- [INSTRUCTIONS TO FOLLOW]:
Repeat each record exactly as written, and drop any images.

(Items from a figure collection)
* * * *

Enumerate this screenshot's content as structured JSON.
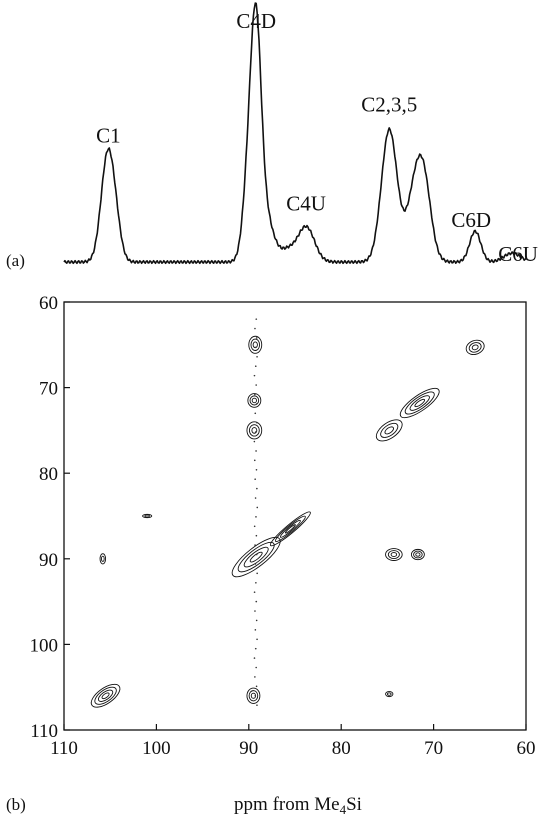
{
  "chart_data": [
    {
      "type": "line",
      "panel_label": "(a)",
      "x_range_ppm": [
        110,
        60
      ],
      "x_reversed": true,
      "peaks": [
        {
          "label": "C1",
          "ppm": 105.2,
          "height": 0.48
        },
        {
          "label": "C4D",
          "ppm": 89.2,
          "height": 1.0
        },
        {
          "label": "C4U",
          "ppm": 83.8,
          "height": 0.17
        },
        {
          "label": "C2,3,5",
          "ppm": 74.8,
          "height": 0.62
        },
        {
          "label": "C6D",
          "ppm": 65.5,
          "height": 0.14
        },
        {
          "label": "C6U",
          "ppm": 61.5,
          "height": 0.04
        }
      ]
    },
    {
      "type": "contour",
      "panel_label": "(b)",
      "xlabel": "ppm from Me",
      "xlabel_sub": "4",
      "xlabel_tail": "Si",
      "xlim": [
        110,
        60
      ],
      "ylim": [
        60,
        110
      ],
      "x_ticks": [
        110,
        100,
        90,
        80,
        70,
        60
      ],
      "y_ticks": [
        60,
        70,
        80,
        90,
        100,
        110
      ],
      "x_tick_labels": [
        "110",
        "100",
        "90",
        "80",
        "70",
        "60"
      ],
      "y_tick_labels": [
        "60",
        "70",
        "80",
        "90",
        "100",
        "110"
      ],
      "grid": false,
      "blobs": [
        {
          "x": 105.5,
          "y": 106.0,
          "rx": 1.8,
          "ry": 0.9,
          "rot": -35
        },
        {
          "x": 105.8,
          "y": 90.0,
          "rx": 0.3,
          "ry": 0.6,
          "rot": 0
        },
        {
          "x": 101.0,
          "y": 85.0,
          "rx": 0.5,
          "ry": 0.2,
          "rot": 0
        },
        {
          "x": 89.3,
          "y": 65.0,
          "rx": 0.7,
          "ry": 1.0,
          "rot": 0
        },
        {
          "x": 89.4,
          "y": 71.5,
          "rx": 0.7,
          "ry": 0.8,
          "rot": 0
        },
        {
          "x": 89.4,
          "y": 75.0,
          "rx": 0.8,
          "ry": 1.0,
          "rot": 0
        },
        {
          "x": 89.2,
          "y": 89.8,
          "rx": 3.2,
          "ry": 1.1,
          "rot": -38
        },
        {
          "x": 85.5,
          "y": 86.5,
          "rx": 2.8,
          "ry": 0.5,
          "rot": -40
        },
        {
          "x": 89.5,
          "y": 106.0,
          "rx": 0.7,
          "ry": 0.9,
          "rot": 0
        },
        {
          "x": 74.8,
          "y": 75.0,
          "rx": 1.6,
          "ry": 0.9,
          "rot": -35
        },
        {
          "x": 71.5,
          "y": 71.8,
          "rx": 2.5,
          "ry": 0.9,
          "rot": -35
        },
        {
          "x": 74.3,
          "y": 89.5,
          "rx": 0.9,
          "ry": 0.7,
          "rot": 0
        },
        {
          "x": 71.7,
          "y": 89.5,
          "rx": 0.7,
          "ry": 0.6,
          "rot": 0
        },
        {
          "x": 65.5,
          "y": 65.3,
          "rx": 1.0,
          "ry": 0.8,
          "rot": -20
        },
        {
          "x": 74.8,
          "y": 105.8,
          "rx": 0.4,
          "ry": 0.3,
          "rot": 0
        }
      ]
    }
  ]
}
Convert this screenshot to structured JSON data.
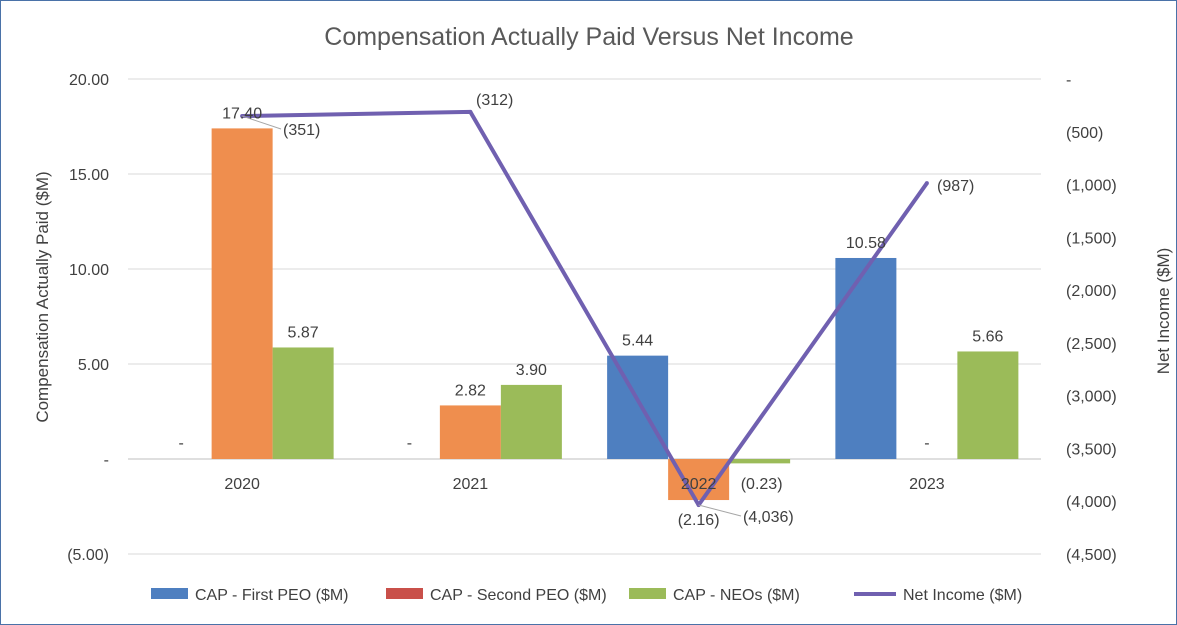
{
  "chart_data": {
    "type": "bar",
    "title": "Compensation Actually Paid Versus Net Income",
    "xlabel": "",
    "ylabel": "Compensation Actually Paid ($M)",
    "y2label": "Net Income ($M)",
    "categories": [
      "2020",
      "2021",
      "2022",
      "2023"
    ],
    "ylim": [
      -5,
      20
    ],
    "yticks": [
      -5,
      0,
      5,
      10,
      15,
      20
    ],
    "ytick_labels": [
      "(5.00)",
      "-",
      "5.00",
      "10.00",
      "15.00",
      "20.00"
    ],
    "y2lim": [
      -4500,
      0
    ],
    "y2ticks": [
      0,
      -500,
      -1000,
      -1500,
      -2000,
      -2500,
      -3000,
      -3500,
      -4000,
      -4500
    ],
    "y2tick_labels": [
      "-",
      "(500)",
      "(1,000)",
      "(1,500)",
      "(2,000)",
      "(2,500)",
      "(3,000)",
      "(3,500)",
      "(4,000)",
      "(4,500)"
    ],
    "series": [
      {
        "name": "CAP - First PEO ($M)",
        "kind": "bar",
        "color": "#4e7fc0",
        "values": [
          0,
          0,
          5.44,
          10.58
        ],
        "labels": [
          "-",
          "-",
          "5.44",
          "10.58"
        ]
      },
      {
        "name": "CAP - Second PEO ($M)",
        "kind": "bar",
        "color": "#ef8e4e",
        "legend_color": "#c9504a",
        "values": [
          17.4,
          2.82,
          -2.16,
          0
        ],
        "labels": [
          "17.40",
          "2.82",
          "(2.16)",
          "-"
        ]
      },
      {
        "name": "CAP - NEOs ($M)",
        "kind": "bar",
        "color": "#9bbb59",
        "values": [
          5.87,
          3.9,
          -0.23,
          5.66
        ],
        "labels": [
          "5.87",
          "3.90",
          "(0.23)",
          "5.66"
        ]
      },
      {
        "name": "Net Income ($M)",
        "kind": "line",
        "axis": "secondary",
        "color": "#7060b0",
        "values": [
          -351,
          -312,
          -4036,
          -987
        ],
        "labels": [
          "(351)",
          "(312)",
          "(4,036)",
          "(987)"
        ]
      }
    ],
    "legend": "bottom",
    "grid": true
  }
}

* * * *

- [WRITTEN RESPONSE]:
Enumerate this screenshot's content as structured JSON.
{
  "chart_data": [
    {
      "type": "line",
      "panel_label": "(a)",
      "x_range_ppm": [
        110,
        60
      ],
      "x_reversed": true,
      "peaks": [
        {
          "label": "C1",
          "ppm": 105.2,
          "height": 0.48
        },
        {
          "label": "C4D",
          "ppm": 89.2,
          "height": 1.0
        },
        {
          "label": "C4U",
          "ppm": 83.8,
          "height": 0.17
        },
        {
          "label": "C2,3,5",
          "ppm": 74.8,
          "height": 0.62
        },
        {
          "label": "C6D",
          "ppm": 65.5,
          "height": 0.14
        },
        {
          "label": "C6U",
          "ppm": 61.5,
          "height": 0.04
        }
      ]
    },
    {
      "type": "contour",
      "panel_label": "(b)",
      "xlabel": "ppm from Me",
      "xlabel_sub": "4",
      "xlabel_tail": "Si",
      "xlim": [
        110,
        60
      ],
      "ylim": [
        60,
        110
      ],
      "x_ticks": [
        110,
        100,
        90,
        80,
        70,
        60
      ],
      "y_ticks": [
        60,
        70,
        80,
        90,
        100,
        110
      ],
      "x_tick_labels": [
        "110",
        "100",
        "90",
        "80",
        "70",
        "60"
      ],
      "y_tick_labels": [
        "60",
        "70",
        "80",
        "90",
        "100",
        "110"
      ],
      "grid": false,
      "blobs": [
        {
          "x": 105.5,
          "y": 106.0,
          "rx": 1.8,
          "ry": 0.9,
          "rot": -35
        },
        {
          "x": 105.8,
          "y": 90.0,
          "rx": 0.3,
          "ry": 0.6,
          "rot": 0
        },
        {
          "x": 101.0,
          "y": 85.0,
          "rx": 0.5,
          "ry": 0.2,
          "rot": 0
        },
        {
          "x": 89.3,
          "y": 65.0,
          "rx": 0.7,
          "ry": 1.0,
          "rot": 0
        },
        {
          "x": 89.4,
          "y": 71.5,
          "rx": 0.7,
          "ry": 0.8,
          "rot": 0
        },
        {
          "x": 89.4,
          "y": 75.0,
          "rx": 0.8,
          "ry": 1.0,
          "rot": 0
        },
        {
          "x": 89.2,
          "y": 89.8,
          "rx": 3.2,
          "ry": 1.1,
          "rot": -38
        },
        {
          "x": 85.5,
          "y": 86.5,
          "rx": 2.8,
          "ry": 0.5,
          "rot": -40
        },
        {
          "x": 89.5,
          "y": 106.0,
          "rx": 0.7,
          "ry": 0.9,
          "rot": 0
        },
        {
          "x": 74.8,
          "y": 75.0,
          "rx": 1.6,
          "ry": 0.9,
          "rot": -35
        },
        {
          "x": 71.5,
          "y": 71.8,
          "rx": 2.5,
          "ry": 0.9,
          "rot": -35
        },
        {
          "x": 74.3,
          "y": 89.5,
          "rx": 0.9,
          "ry": 0.7,
          "rot": 0
        },
        {
          "x": 71.7,
          "y": 89.5,
          "rx": 0.7,
          "ry": 0.6,
          "rot": 0
        },
        {
          "x": 65.5,
          "y": 65.3,
          "rx": 1.0,
          "ry": 0.8,
          "rot": -20
        },
        {
          "x": 74.8,
          "y": 105.8,
          "rx": 0.4,
          "ry": 0.3,
          "rot": 0
        }
      ]
    }
  ]
}
Convert this screenshot to structured JSON data.
{
  "chart_data": {
    "type": "bar",
    "title": "Compensation Actually Paid Versus Net Income",
    "xlabel": "",
    "ylabel": "Compensation Actually Paid ($M)",
    "y2label": "Net Income ($M)",
    "categories": [
      "2020",
      "2021",
      "2022",
      "2023"
    ],
    "ylim": [
      -5,
      20
    ],
    "yticks": [
      -5,
      0,
      5,
      10,
      15,
      20
    ],
    "ytick_labels": [
      "(5.00)",
      "-",
      "5.00",
      "10.00",
      "15.00",
      "20.00"
    ],
    "y2lim": [
      -4500,
      0
    ],
    "y2ticks": [
      0,
      -500,
      -1000,
      -1500,
      -2000,
      -2500,
      -3000,
      -3500,
      -4000,
      -4500
    ],
    "y2tick_labels": [
      "-",
      "(500)",
      "(1,000)",
      "(1,500)",
      "(2,000)",
      "(2,500)",
      "(3,000)",
      "(3,500)",
      "(4,000)",
      "(4,500)"
    ],
    "series": [
      {
        "name": "CAP - First PEO ($M)",
        "kind": "bar",
        "color": "#4e7fc0",
        "values": [
          0,
          0,
          5.44,
          10.58
        ],
        "labels": [
          "-",
          "-",
          "5.44",
          "10.58"
        ]
      },
      {
        "name": "CAP - Second PEO ($M)",
        "kind": "bar",
        "color": "#ef8e4e",
        "legend_color": "#c9504a",
        "values": [
          17.4,
          2.82,
          -2.16,
          0
        ],
        "labels": [
          "17.40",
          "2.82",
          "(2.16)",
          "-"
        ]
      },
      {
        "name": "CAP - NEOs ($M)",
        "kind": "bar",
        "color": "#9bbb59",
        "values": [
          5.87,
          3.9,
          -0.23,
          5.66
        ],
        "labels": [
          "5.87",
          "3.90",
          "(0.23)",
          "5.66"
        ]
      },
      {
        "name": "Net Income ($M)",
        "kind": "line",
        "axis": "secondary",
        "color": "#7060b0",
        "values": [
          -351,
          -312,
          -4036,
          -987
        ],
        "labels": [
          "(351)",
          "(312)",
          "(4,036)",
          "(987)"
        ]
      }
    ],
    "legend": "bottom",
    "grid": true
  }
}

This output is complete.